> [Records supplied]
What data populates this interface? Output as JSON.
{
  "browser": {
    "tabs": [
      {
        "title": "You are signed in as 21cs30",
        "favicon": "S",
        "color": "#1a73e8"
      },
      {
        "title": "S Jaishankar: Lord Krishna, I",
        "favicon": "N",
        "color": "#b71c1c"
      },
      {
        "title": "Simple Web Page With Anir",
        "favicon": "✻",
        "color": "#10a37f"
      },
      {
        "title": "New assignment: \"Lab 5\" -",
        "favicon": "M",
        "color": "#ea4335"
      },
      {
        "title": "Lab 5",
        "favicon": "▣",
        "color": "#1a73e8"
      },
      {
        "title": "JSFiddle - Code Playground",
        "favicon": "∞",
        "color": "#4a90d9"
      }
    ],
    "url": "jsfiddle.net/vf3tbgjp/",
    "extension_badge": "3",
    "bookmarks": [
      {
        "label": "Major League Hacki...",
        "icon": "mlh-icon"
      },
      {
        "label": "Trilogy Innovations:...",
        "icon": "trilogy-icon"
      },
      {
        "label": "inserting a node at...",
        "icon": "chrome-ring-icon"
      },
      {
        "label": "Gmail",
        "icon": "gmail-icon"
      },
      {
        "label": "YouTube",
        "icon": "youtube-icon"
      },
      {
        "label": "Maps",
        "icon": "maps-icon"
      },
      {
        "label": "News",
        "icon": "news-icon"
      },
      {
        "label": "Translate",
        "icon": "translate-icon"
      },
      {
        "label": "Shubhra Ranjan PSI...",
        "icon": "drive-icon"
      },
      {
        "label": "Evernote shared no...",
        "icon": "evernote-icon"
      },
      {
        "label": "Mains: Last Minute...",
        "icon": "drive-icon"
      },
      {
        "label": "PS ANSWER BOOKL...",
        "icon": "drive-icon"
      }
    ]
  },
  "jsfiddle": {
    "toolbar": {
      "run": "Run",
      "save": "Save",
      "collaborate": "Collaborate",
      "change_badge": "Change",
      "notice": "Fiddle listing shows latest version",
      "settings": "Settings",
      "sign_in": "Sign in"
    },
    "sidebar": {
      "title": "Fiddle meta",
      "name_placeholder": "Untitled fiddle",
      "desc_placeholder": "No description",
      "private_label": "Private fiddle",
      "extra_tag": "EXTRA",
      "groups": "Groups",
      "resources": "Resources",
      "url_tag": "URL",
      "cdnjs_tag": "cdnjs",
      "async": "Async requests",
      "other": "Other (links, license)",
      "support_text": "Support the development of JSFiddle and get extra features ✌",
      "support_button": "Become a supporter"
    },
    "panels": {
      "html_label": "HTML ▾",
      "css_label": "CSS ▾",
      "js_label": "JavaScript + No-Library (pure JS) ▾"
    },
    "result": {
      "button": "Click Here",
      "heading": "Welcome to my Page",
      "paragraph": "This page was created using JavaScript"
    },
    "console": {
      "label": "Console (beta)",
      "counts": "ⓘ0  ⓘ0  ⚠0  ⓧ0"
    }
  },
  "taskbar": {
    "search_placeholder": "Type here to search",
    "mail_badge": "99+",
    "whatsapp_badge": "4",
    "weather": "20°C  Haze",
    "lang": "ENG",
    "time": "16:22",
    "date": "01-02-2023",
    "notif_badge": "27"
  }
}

> [Brief]
Extract the complete data, matching each line exactly.

> [The reply]
What data populates this interface? Output as JSON.
{
  "browser": {
    "tabs": [
      {
        "title": "You are signed in as 21cs30",
        "favicon": "S",
        "color": "#1a73e8"
      },
      {
        "title": "S Jaishankar: Lord Krishna, I",
        "favicon": "N",
        "color": "#b71c1c"
      },
      {
        "title": "Simple Web Page With Anir",
        "favicon": "✻",
        "color": "#10a37f"
      },
      {
        "title": "New assignment: \"Lab 5\" -",
        "favicon": "M",
        "color": "#ea4335"
      },
      {
        "title": "Lab 5",
        "favicon": "▣",
        "color": "#1a73e8"
      },
      {
        "title": "JSFiddle - Code Playground",
        "favicon": "∞",
        "color": "#4a90d9"
      }
    ],
    "url": "jsfiddle.net/vf3tbgjp/",
    "extension_badge": "3",
    "bookmarks": [
      {
        "label": "Major League Hacki...",
        "icon": "mlh-icon"
      },
      {
        "label": "Trilogy Innovations:...",
        "icon": "trilogy-icon"
      },
      {
        "label": "inserting a node at...",
        "icon": "chrome-ring-icon"
      },
      {
        "label": "Gmail",
        "icon": "gmail-icon"
      },
      {
        "label": "YouTube",
        "icon": "youtube-icon"
      },
      {
        "label": "Maps",
        "icon": "maps-icon"
      },
      {
        "label": "News",
        "icon": "news-icon"
      },
      {
        "label": "Translate",
        "icon": "translate-icon"
      },
      {
        "label": "Shubhra Ranjan PSI...",
        "icon": "drive-icon"
      },
      {
        "label": "Evernote shared no...",
        "icon": "evernote-icon"
      },
      {
        "label": "Mains: Last Minute...",
        "icon": "drive-icon"
      },
      {
        "label": "PS ANSWER BOOKL...",
        "icon": "drive-icon"
      }
    ]
  },
  "jsfiddle": {
    "toolbar": {
      "run": "Run",
      "save": "Save",
      "collaborate": "Collaborate",
      "change_badge": "Change",
      "notice": "Fiddle listing shows latest version",
      "settings": "Settings",
      "sign_in": "Sign in"
    },
    "sidebar": {
      "title": "Fiddle meta",
      "name_placeholder": "Untitled fiddle",
      "desc_placeholder": "No description",
      "private_label": "Private fiddle",
      "extra_tag": "EXTRA",
      "groups": "Groups",
      "resources": "Resources",
      "url_tag": "URL",
      "cdnjs_tag": "cdnjs",
      "async": "Async requests",
      "other": "Other (links, license)",
      "support_text": "Support the development of JSFiddle and get extra features ✌",
      "support_button": "Become a supporter"
    },
    "panels": {
      "html_label": "HTML ▾",
      "css_label": "CSS ▾",
      "js_label": "JavaScript + No-Library (pure JS) ▾"
    },
    "result": {
      "button": "Click Here",
      "heading": "Welcome to my Page",
      "paragraph": "This page was created using JavaScript"
    },
    "console": {
      "label": "Console (beta)",
      "counts": "ⓘ0  ⓘ0  ⚠0  ⓧ0"
    }
  },
  "taskbar": {
    "search_placeholder": "Type here to search",
    "mail_badge": "99+",
    "whatsapp_badge": "4",
    "weather": "20°C  Haze",
    "lang": "ENG",
    "time": "16:22",
    "date": "01-02-2023",
    "notif_badge": "27"
  }
}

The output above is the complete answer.